PAGE EXTRACT
┄┄┄┄┄┄

Vol. 13 No. 2 (February 2003)

 

LAW AND AESTHETICS, by Adam Gearey.  Oxford, and Portland, OR: Hart Publishing, 2001. 176 pp. $44 Hardcover.  ISBN: 1841132438.

 

Reviewed by David H. Fisher, Department of Philosophy, North Central College.  Email: dhf@noctrl.edu .

 

In LAW AND AESTHETICS Adam Gearey makes a number of promises: he wishes to show how a combination of aesthetics and ethics is relevant to contemporary law and literature scholarship, and to the development of postmodern jurisprudence. This brief volume seeks to develop the implications of critical legal thought as a “gay science” in Nietzsche’s and more contemporary senses.

 

Following the classifications within the law and literature movement proposed by Jane Baron (1999), Gearey is clearly a “hermeneutic law-and-lit” type—one who reads literary and aesthetic theory—rather than a humanist who reads literature for “moral uplift,” or a narrativist who studies stories told within law by clients, lawyers or judges to evaluate their persuasive impact as narratives. Even when he evokes explicitly “literary” texts, such as Sophocles’ Antigone or Shelley’s “Ozymanidas” and “Ode to Liberty,” Gearey does so through the lens provided by critical readers of these works (including, in Shelley’s case, the poet’s own A DEFENSE OF POETRY). Throughout, Gearey’s indebtedness throughout to Lacan, Nietzsche, Unger, and their interpreters in psychoanalytic and critical legal theory, is evident.

 

Following an introductory chapter in which Gearey distances himself from law and literature orthodoxy of James Boyd White and the aesthetic formalism of Ernest J. Weinrib, Chapter 2, “Dream of a Legal Soul,” combines critical legal theory with psychoanalysis on the theory of image. Chapter 3, “The Book of Sand: Nietzsche and Aesthetic Responsibility,” uses THE GAY SCIENCE and THUS SPAKE ZARATHUSTRA as the bases for suggesting an aesthetic ethic.  Chapters 4 and 5, “The Province of Jurisprudence Deranged” and “Interruptions,” argue for the need to integrate rhetorical theory, critical race theory, queer theory, versions of reader response theory and critical legal studies articulated respectively by Peter Goodrich, Anthony Farley, Les Moran, Maria Aristodemou, and Tina Chanter and Costas Douzinas to carry forward the program of critique begun by early advocates of critical legal studies.  The final chapters suggest that the combined effect of these materials will “disenchant” legal scholarship from a naïve belief in its normative achievements.

┄┄┄┄┄┄

THE TASK
List every chapter title that the book review quotes. The material after this point is not needed for this exercise.

DATASET SECTION

┄┄┄┄┄┄

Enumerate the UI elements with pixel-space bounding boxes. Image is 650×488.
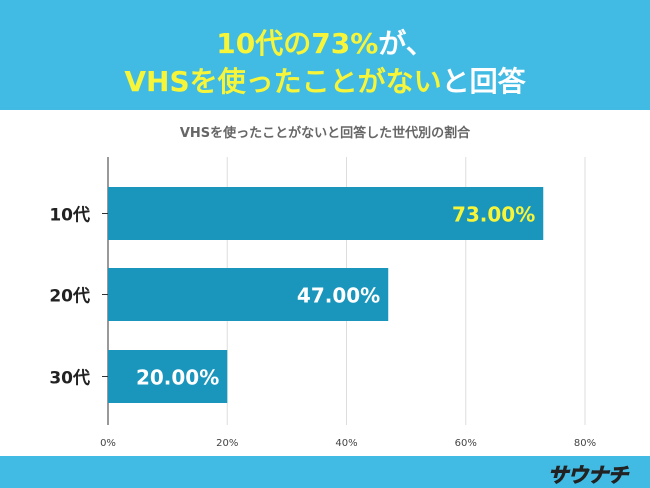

┄┄┄┄┄┄

THE COMPLETED TASK
- "Dream of a Legal Soul"
- "The Book of Sand: Nietzsche and Aesthetic Responsibility"
- "The Province of Jurisprudence Deranged"
- "Interruptions"